(AIM): The records underneath are to be repeated exactly, with the pictures left out.

Begin STORED RECORDS

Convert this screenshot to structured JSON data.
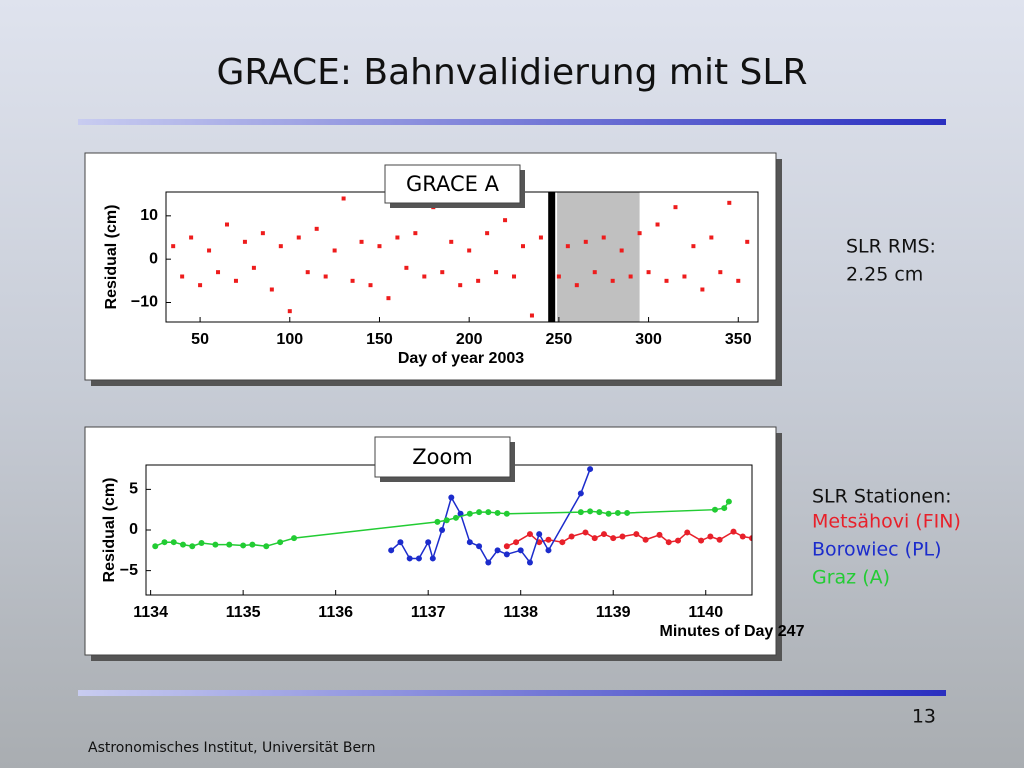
{
  "title": "GRACE: Bahnvalidierung mit SLR",
  "side_notes": {
    "rms_label": "SLR RMS:",
    "rms_value": "2.25 cm",
    "stations_label": "SLR Stationen:"
  },
  "page_number": "13",
  "footer": "Astronomisches Institut, Universität Bern",
  "chart_data": [
    {
      "type": "scatter",
      "annotation": "GRACE A",
      "xlabel": "Day of year 2003",
      "ylabel": "Residual (cm)",
      "xlim": [
        31,
        361
      ],
      "ylim": [
        -14.5,
        15.5
      ],
      "xticks": [
        50,
        100,
        150,
        200,
        250,
        300,
        350
      ],
      "yticks": [
        {
          "value": -10,
          "label": "−10"
        },
        0,
        10
      ],
      "shaded_region": [
        249,
        295
      ],
      "shade_color": "#c0c0c0",
      "vertical_line": 246,
      "series": [
        {
          "color": "#ee1c1c",
          "x": [
            35,
            40,
            45,
            50,
            55,
            60,
            65,
            70,
            75,
            80,
            85,
            90,
            95,
            100,
            105,
            110,
            115,
            120,
            125,
            130,
            135,
            140,
            145,
            150,
            155,
            160,
            165,
            170,
            175,
            180,
            185,
            190,
            195,
            200,
            205,
            210,
            215,
            220,
            225,
            230,
            235,
            240,
            250,
            255,
            260,
            265,
            270,
            275,
            280,
            285,
            290,
            295,
            300,
            305,
            310,
            315,
            320,
            325,
            330,
            335,
            340,
            345,
            350,
            355
          ],
          "values": [
            3,
            -4,
            5,
            -6,
            2,
            -3,
            8,
            -5,
            4,
            -2,
            6,
            -7,
            3,
            -12,
            5,
            -3,
            7,
            -4,
            2,
            14,
            -5,
            4,
            -6,
            3,
            -9,
            5,
            -2,
            6,
            -4,
            12,
            -3,
            4,
            -6,
            2,
            -5,
            6,
            -3,
            9,
            -4,
            3,
            -13,
            5,
            -4,
            3,
            -6,
            4,
            -3,
            5,
            -5,
            2,
            -4,
            6,
            -3,
            8,
            -5,
            12,
            -4,
            3,
            -7,
            5,
            -3,
            13,
            -5,
            4
          ]
        }
      ]
    },
    {
      "type": "line",
      "annotation": "Zoom",
      "xlabel": "Minutes of Day 247",
      "ylabel": "Residual (cm)",
      "xlim": [
        1133.95,
        1140.5
      ],
      "ylim": [
        -8,
        8
      ],
      "xticks": [
        1134,
        1135,
        1136,
        1137,
        1138,
        1139,
        1140
      ],
      "yticks": [
        {
          "value": -5,
          "label": "−5"
        },
        0,
        5
      ],
      "series": [
        {
          "name": "Metsähovi (FIN)",
          "color": "#e8202a",
          "x": [
            1137.85,
            1137.95,
            1138.1,
            1138.2,
            1138.3,
            1138.45,
            1138.55,
            1138.7,
            1138.8,
            1138.9,
            1139.0,
            1139.1,
            1139.25,
            1139.35,
            1139.5,
            1139.6,
            1139.7,
            1139.8,
            1139.95,
            1140.05,
            1140.15,
            1140.3,
            1140.4,
            1140.5
          ],
          "values": [
            -2,
            -1.5,
            -0.5,
            -1.5,
            -1.2,
            -1.5,
            -0.8,
            -0.3,
            -1,
            -0.5,
            -1,
            -0.8,
            -0.5,
            -1.2,
            -0.6,
            -1.5,
            -1.3,
            -0.3,
            -1.3,
            -0.8,
            -1.2,
            -0.2,
            -0.8,
            -1
          ]
        },
        {
          "name": "Borowiec (PL)",
          "color": "#1c2ccc",
          "x": [
            1136.6,
            1136.7,
            1136.8,
            1136.9,
            1137.0,
            1137.05,
            1137.15,
            1137.25,
            1137.35,
            1137.45,
            1137.55,
            1137.65,
            1137.75,
            1137.85,
            1138.0,
            1138.1,
            1138.2,
            1138.3,
            1138.65,
            1138.75
          ],
          "values": [
            -2.5,
            -1.5,
            -3.5,
            -3.5,
            -1.5,
            -3.5,
            0,
            4,
            2,
            -1.5,
            -2,
            -4,
            -2.5,
            -3,
            -2.5,
            -4,
            -0.5,
            -2.5,
            4.5,
            7.5
          ]
        },
        {
          "name": "Graz (A)",
          "color": "#22cc33",
          "x": [
            1134.05,
            1134.15,
            1134.25,
            1134.35,
            1134.45,
            1134.55,
            1134.7,
            1134.85,
            1135.0,
            1135.1,
            1135.25,
            1135.4,
            1135.55,
            1137.1,
            1137.2,
            1137.3,
            1137.45,
            1137.55,
            1137.65,
            1137.75,
            1137.85,
            1138.65,
            1138.75,
            1138.85,
            1138.95,
            1139.05,
            1139.15,
            1140.1,
            1140.2,
            1140.25
          ],
          "values": [
            -2,
            -1.5,
            -1.5,
            -1.8,
            -2,
            -1.6,
            -1.8,
            -1.8,
            -1.9,
            -1.8,
            -2,
            -1.5,
            -1,
            1,
            1.2,
            1.5,
            2,
            2.2,
            2.2,
            2.1,
            2,
            2.2,
            2.3,
            2.2,
            2,
            2.1,
            2.1,
            2.5,
            2.7,
            3.5
          ]
        }
      ]
    }
  ]
}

End STORED RECORDS

(OUTPUT FOR THIS TASK):
Convert this screenshot to structured JSON data.
{
  "title": "GRACE: Bahnvalidierung mit SLR",
  "side_notes": {
    "rms_label": "SLR RMS:",
    "rms_value": "2.25 cm",
    "stations_label": "SLR Stationen:"
  },
  "page_number": "13",
  "footer": "Astronomisches Institut, Universität Bern",
  "chart_data": [
    {
      "type": "scatter",
      "annotation": "GRACE A",
      "xlabel": "Day of year 2003",
      "ylabel": "Residual (cm)",
      "xlim": [
        31,
        361
      ],
      "ylim": [
        -14.5,
        15.5
      ],
      "xticks": [
        50,
        100,
        150,
        200,
        250,
        300,
        350
      ],
      "yticks": [
        {
          "value": -10,
          "label": "−10"
        },
        0,
        10
      ],
      "shaded_region": [
        249,
        295
      ],
      "shade_color": "#c0c0c0",
      "vertical_line": 246,
      "series": [
        {
          "color": "#ee1c1c",
          "x": [
            35,
            40,
            45,
            50,
            55,
            60,
            65,
            70,
            75,
            80,
            85,
            90,
            95,
            100,
            105,
            110,
            115,
            120,
            125,
            130,
            135,
            140,
            145,
            150,
            155,
            160,
            165,
            170,
            175,
            180,
            185,
            190,
            195,
            200,
            205,
            210,
            215,
            220,
            225,
            230,
            235,
            240,
            250,
            255,
            260,
            265,
            270,
            275,
            280,
            285,
            290,
            295,
            300,
            305,
            310,
            315,
            320,
            325,
            330,
            335,
            340,
            345,
            350,
            355
          ],
          "values": [
            3,
            -4,
            5,
            -6,
            2,
            -3,
            8,
            -5,
            4,
            -2,
            6,
            -7,
            3,
            -12,
            5,
            -3,
            7,
            -4,
            2,
            14,
            -5,
            4,
            -6,
            3,
            -9,
            5,
            -2,
            6,
            -4,
            12,
            -3,
            4,
            -6,
            2,
            -5,
            6,
            -3,
            9,
            -4,
            3,
            -13,
            5,
            -4,
            3,
            -6,
            4,
            -3,
            5,
            -5,
            2,
            -4,
            6,
            -3,
            8,
            -5,
            12,
            -4,
            3,
            -7,
            5,
            -3,
            13,
            -5,
            4
          ]
        }
      ]
    },
    {
      "type": "line",
      "annotation": "Zoom",
      "xlabel": "Minutes of Day 247",
      "ylabel": "Residual (cm)",
      "xlim": [
        1133.95,
        1140.5
      ],
      "ylim": [
        -8,
        8
      ],
      "xticks": [
        1134,
        1135,
        1136,
        1137,
        1138,
        1139,
        1140
      ],
      "yticks": [
        {
          "value": -5,
          "label": "−5"
        },
        0,
        5
      ],
      "series": [
        {
          "name": "Metsähovi (FIN)",
          "color": "#e8202a",
          "x": [
            1137.85,
            1137.95,
            1138.1,
            1138.2,
            1138.3,
            1138.45,
            1138.55,
            1138.7,
            1138.8,
            1138.9,
            1139.0,
            1139.1,
            1139.25,
            1139.35,
            1139.5,
            1139.6,
            1139.7,
            1139.8,
            1139.95,
            1140.05,
            1140.15,
            1140.3,
            1140.4,
            1140.5
          ],
          "values": [
            -2,
            -1.5,
            -0.5,
            -1.5,
            -1.2,
            -1.5,
            -0.8,
            -0.3,
            -1,
            -0.5,
            -1,
            -0.8,
            -0.5,
            -1.2,
            -0.6,
            -1.5,
            -1.3,
            -0.3,
            -1.3,
            -0.8,
            -1.2,
            -0.2,
            -0.8,
            -1
          ]
        },
        {
          "name": "Borowiec (PL)",
          "color": "#1c2ccc",
          "x": [
            1136.6,
            1136.7,
            1136.8,
            1136.9,
            1137.0,
            1137.05,
            1137.15,
            1137.25,
            1137.35,
            1137.45,
            1137.55,
            1137.65,
            1137.75,
            1137.85,
            1138.0,
            1138.1,
            1138.2,
            1138.3,
            1138.65,
            1138.75
          ],
          "values": [
            -2.5,
            -1.5,
            -3.5,
            -3.5,
            -1.5,
            -3.5,
            0,
            4,
            2,
            -1.5,
            -2,
            -4,
            -2.5,
            -3,
            -2.5,
            -4,
            -0.5,
            -2.5,
            4.5,
            7.5
          ]
        },
        {
          "name": "Graz (A)",
          "color": "#22cc33",
          "x": [
            1134.05,
            1134.15,
            1134.25,
            1134.35,
            1134.45,
            1134.55,
            1134.7,
            1134.85,
            1135.0,
            1135.1,
            1135.25,
            1135.4,
            1135.55,
            1137.1,
            1137.2,
            1137.3,
            1137.45,
            1137.55,
            1137.65,
            1137.75,
            1137.85,
            1138.65,
            1138.75,
            1138.85,
            1138.95,
            1139.05,
            1139.15,
            1140.1,
            1140.2,
            1140.25
          ],
          "values": [
            -2,
            -1.5,
            -1.5,
            -1.8,
            -2,
            -1.6,
            -1.8,
            -1.8,
            -1.9,
            -1.8,
            -2,
            -1.5,
            -1,
            1,
            1.2,
            1.5,
            2,
            2.2,
            2.2,
            2.1,
            2,
            2.2,
            2.3,
            2.2,
            2,
            2.1,
            2.1,
            2.5,
            2.7,
            3.5
          ]
        }
      ]
    }
  ]
}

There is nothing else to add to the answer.